> **Exercise details**
What is the number of lines that include the word "Nangasaki"? Provide only that figure.

***** Data provided *****

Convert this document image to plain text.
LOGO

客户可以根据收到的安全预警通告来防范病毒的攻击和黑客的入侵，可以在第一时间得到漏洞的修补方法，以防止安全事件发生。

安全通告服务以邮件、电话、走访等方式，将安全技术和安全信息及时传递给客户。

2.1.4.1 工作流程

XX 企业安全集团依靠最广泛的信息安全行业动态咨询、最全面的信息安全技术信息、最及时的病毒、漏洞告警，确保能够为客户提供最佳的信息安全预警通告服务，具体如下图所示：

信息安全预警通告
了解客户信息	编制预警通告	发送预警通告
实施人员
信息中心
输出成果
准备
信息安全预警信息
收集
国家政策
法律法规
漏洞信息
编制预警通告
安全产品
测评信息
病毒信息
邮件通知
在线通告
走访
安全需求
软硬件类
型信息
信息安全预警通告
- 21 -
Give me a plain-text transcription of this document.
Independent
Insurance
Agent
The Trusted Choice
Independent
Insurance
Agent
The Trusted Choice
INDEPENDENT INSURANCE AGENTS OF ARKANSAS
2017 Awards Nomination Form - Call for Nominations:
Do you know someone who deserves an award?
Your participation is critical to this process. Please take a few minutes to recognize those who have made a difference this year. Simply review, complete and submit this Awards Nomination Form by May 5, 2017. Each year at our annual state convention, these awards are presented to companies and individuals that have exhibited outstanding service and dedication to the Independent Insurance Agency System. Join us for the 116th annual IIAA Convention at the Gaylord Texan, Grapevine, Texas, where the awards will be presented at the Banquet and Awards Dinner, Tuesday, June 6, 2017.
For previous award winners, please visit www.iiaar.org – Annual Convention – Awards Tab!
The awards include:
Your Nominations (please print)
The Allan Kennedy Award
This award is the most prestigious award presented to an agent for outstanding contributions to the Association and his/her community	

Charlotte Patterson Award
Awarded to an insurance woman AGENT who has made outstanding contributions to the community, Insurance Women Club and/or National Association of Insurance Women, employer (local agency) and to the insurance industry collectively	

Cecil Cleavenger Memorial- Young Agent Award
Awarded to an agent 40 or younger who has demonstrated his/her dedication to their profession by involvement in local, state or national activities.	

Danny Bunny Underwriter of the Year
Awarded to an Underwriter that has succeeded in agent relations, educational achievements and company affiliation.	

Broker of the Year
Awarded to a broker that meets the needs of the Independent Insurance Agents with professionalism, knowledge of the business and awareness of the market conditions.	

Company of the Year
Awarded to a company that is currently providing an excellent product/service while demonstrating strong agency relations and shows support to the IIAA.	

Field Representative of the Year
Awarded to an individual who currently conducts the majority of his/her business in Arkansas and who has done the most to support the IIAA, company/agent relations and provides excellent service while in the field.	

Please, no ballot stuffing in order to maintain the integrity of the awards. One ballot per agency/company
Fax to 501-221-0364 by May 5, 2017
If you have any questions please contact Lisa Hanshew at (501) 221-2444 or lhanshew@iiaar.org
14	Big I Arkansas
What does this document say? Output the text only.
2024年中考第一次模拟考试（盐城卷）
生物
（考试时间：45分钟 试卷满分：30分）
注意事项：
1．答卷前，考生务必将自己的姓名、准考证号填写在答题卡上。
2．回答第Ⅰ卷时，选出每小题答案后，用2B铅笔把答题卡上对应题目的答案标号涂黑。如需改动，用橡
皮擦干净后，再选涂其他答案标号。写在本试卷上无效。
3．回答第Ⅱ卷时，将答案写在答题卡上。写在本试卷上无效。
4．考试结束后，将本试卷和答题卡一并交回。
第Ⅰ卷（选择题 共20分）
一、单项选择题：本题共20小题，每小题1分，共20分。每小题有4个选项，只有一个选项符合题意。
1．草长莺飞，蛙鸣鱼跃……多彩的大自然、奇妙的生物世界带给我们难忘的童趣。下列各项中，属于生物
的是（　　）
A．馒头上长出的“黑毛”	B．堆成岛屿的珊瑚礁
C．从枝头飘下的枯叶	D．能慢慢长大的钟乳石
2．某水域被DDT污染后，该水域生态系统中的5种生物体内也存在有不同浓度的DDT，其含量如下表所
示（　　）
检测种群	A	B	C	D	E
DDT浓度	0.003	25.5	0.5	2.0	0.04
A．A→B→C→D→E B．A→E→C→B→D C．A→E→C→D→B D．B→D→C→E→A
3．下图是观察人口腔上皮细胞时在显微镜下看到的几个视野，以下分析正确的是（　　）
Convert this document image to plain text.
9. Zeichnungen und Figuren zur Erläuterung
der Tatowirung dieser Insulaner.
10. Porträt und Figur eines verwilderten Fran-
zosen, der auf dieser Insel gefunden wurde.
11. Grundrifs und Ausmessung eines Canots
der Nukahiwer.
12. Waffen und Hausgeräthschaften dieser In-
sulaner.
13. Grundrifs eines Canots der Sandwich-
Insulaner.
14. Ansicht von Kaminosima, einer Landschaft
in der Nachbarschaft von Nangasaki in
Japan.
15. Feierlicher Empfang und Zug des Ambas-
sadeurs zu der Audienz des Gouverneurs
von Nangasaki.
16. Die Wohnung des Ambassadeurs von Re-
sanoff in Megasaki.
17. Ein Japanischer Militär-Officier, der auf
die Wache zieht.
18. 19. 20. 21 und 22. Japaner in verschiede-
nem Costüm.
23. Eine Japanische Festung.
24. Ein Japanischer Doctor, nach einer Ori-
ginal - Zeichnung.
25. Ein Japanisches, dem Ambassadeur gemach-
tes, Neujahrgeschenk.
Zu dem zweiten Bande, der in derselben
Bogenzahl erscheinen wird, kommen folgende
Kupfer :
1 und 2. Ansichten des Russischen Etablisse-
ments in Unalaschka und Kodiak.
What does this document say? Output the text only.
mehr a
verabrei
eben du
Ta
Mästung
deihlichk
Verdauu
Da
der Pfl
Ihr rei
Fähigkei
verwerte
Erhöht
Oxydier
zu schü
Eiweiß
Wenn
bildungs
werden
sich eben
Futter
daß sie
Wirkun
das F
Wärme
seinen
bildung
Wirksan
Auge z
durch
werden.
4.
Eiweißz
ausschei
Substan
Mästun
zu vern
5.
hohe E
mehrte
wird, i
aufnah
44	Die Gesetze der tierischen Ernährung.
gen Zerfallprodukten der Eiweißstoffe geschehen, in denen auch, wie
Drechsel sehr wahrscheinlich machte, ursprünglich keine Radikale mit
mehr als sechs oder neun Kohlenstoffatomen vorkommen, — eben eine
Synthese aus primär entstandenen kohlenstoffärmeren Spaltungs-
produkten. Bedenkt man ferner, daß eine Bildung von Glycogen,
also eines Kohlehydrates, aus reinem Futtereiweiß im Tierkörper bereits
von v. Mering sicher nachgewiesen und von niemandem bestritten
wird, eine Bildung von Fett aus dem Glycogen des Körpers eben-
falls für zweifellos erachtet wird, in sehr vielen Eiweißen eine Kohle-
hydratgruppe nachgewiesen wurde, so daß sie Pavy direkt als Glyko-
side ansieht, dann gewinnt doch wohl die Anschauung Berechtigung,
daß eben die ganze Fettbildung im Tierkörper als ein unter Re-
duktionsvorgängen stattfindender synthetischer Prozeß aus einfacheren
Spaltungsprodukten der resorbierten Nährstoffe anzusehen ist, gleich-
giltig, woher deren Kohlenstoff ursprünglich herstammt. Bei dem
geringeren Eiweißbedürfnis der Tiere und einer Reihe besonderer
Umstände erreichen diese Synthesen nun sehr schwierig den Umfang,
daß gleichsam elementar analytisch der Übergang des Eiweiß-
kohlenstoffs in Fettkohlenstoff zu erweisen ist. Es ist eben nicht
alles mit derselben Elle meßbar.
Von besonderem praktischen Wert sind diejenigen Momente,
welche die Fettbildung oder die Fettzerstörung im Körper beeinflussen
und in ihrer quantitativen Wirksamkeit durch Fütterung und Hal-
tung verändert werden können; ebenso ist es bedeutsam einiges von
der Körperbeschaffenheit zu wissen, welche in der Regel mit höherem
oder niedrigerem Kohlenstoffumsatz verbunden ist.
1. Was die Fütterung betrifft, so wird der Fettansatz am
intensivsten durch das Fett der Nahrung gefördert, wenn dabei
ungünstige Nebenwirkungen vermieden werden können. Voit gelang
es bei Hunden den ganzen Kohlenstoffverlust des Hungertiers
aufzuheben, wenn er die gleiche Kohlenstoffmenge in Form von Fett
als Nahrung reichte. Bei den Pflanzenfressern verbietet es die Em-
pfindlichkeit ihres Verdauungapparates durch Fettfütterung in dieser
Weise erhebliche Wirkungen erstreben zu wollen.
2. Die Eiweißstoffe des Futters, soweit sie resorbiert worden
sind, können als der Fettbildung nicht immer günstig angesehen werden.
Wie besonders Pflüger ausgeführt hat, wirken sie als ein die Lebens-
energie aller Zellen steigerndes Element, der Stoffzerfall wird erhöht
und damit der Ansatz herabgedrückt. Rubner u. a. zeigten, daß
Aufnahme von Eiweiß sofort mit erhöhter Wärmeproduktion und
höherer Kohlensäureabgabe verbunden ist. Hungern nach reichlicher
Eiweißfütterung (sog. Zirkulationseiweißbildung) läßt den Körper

*****

> **The completed task**
2